--- Bloc de texte ---
+++

Une première catégorie 120 ( * ) correspond aux lignes qui ont vocation à être reclassées au sein du réseau structurant. Le financement de leur renouvellement devra ainsi être assuré par SNCF Réseau au moyen de l'enveloppe de régénération.
Cette évolution se traduira ainsi par une augmentation, dès 2024 du périmètre de réseau à régénérer au moyen d'une enveloppe de régénération déjà insuffisante et que l'État ne prévoit pas de majorer à ce stade. Cette évolution participera ainsi à affaiblir un peu plus encore les capacités du gestionnaire d'infrastructure à régénérer le réseau structurant.
Une deuxième catégorie correspond aux petites lignes qui auront vocation à faire l'objet d'un cofinancent déséquilibré entre l'État et les régions, principalement à travers l'outil des contrats de plans État-régions (CPER).

+++

Listes d'éléments de mise en page encadrés:
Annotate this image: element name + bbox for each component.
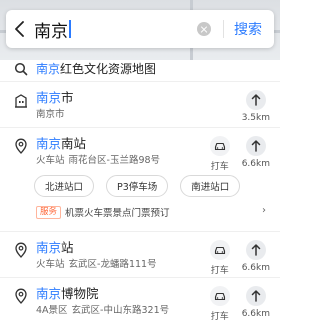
taxi-icon <box>209 286 230 306</box>
navigate-arrow-icon <box>245 286 266 306</box>
taxi-label: 打车 <box>210 266 229 276</box>
suggestion-city[interactable]: 南京市 南京市 3.5km <box>0 82 280 128</box>
station-category: 火车站 <box>36 259 65 270</box>
city-distance: 3.5km <box>241 113 270 123</box>
city-building-icon <box>15 94 27 108</box>
search-icon <box>14 62 28 75</box>
search-query: 南京 <box>34 21 68 42</box>
station-taxi-button[interactable]: 打车 <box>209 240 230 276</box>
navigate-arrow-icon <box>245 136 266 156</box>
keyword-highlight: 南京 <box>36 62 61 76</box>
south-station-navigate-button[interactable]: 6.6km <box>242 136 270 169</box>
entrance-chip-p3[interactable]: P3停车场 <box>106 175 169 197</box>
chevron-right-icon: › <box>262 205 266 216</box>
south-station-title-rest: 南站 <box>61 136 87 151</box>
text-caret <box>69 20 71 38</box>
station-address: 玄武区-龙蟠路111号 <box>68 259 157 270</box>
suggestion-station[interactable]: 南京站 火车站 玄武区-龙蟠路111号 打车 6.6km <box>0 232 280 278</box>
taxi-label: 打车 <box>210 312 229 322</box>
service-badge: 服务 <box>36 205 62 219</box>
back-arrow-icon[interactable] <box>6 10 34 48</box>
suggestion-south-station[interactable]: 南京南站 火车站 雨花台区-玉兰路98号 打车 6.6km 北进站口 P3停车场 … <box>0 128 280 232</box>
taxi-label: 打车 <box>210 162 229 172</box>
south-station-address: 雨花台区-玉兰路98号 <box>68 155 161 166</box>
station-title-hl: 南京 <box>36 240 62 255</box>
city-navigate-button[interactable]: 3.5km <box>242 90 270 123</box>
suggestion-museum[interactable]: 南京博物院 4A景区 玄武区-中山东路321号 打车 6.6km <box>0 278 280 324</box>
museum-title-hl: 南京 <box>36 286 62 301</box>
taxi-icon <box>209 240 230 260</box>
museum-distance: 6.6km <box>241 309 270 319</box>
station-distance: 6.6km <box>241 263 270 273</box>
south-station-distance: 6.6km <box>241 159 270 169</box>
location-pin-icon <box>15 242 27 258</box>
suggestion-list: 南京红色文化资源地图 南京市 南京市 3.5km 南京南站 火车站 雨花台区-玉兰… <box>0 56 280 324</box>
station-navigate-button[interactable]: 6.6km <box>242 240 270 273</box>
search-bar: 南京 搜索 <box>6 10 274 48</box>
entrance-chip-north[interactable]: 北进站口 <box>34 175 95 197</box>
museum-category: 4A景区 <box>36 305 68 316</box>
taxi-icon <box>209 136 230 156</box>
station-title-rest: 站 <box>61 240 74 255</box>
navigate-arrow-icon <box>245 240 266 260</box>
city-title-rest: 市 <box>61 90 74 105</box>
service-row[interactable]: 服务 机票火车票景点门票预订 › <box>36 205 280 219</box>
location-pin-icon <box>15 138 27 154</box>
clear-input-icon[interactable] <box>197 22 211 36</box>
south-station-category: 火车站 <box>36 155 65 166</box>
city-title-hl: 南京 <box>36 90 62 105</box>
suggestion-keyword-row[interactable]: 南京红色文化资源地图 <box>0 56 280 82</box>
entrance-chip-south[interactable]: 南进站口 <box>180 175 241 197</box>
museum-navigate-button[interactable]: 6.6km <box>242 286 270 319</box>
south-station-taxi-button[interactable]: 打车 <box>209 136 230 172</box>
location-pin-icon <box>15 288 27 304</box>
keyword-rest: 红色文化资源地图 <box>60 62 157 76</box>
search-button[interactable]: 搜索 <box>234 19 262 39</box>
museum-address: 玄武区-中山东路321号 <box>71 305 170 316</box>
search-input[interactable]: 南京 <box>34 10 197 48</box>
south-station-title-hl: 南京 <box>36 136 62 151</box>
search-divider <box>223 20 224 38</box>
service-text: 机票火车票景点门票预订 <box>65 208 170 219</box>
museum-title-rest: 博物院 <box>61 286 99 301</box>
navigate-arrow-icon <box>245 90 266 110</box>
museum-taxi-button[interactable]: 打车 <box>209 286 230 322</box>
entrance-chips: 北进站口 P3停车场 南进站口 <box>34 175 280 197</box>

+++

--- Consigne ---
Recopiez fidèlement le passage du texte sur le financement des lignes ferroviaires, de « Une première catégorie » à « plans État-régions (CPER). ».

--- Résultat attendu ---
Une première catégorie 120 ( * ) correspond aux lignes qui ont vocation à être reclassées au sein du réseau structurant. Le financement de leur renouvellement devra ainsi être assuré par SNCF Réseau au moyen de l'enveloppe de régénération.
Cette évolution se traduira ainsi par une augmentation, dès 2024 du périmètre de réseau à régénérer au moyen d'une enveloppe de régénération déjà insuffisante et que l'État ne prévoit pas de majorer à ce stade. Cette évolution participera ainsi à affaiblir un peu plus encore les capacités du gestionnaire d'infrastructure à régénérer le réseau structurant.
Une deuxième catégorie correspond aux petites lignes qui auront vocation à faire l'objet d'un cofinancent déséquilibré entre l'État et les régions, principalement à travers l'outil des contrats de plans État-régions (CPER).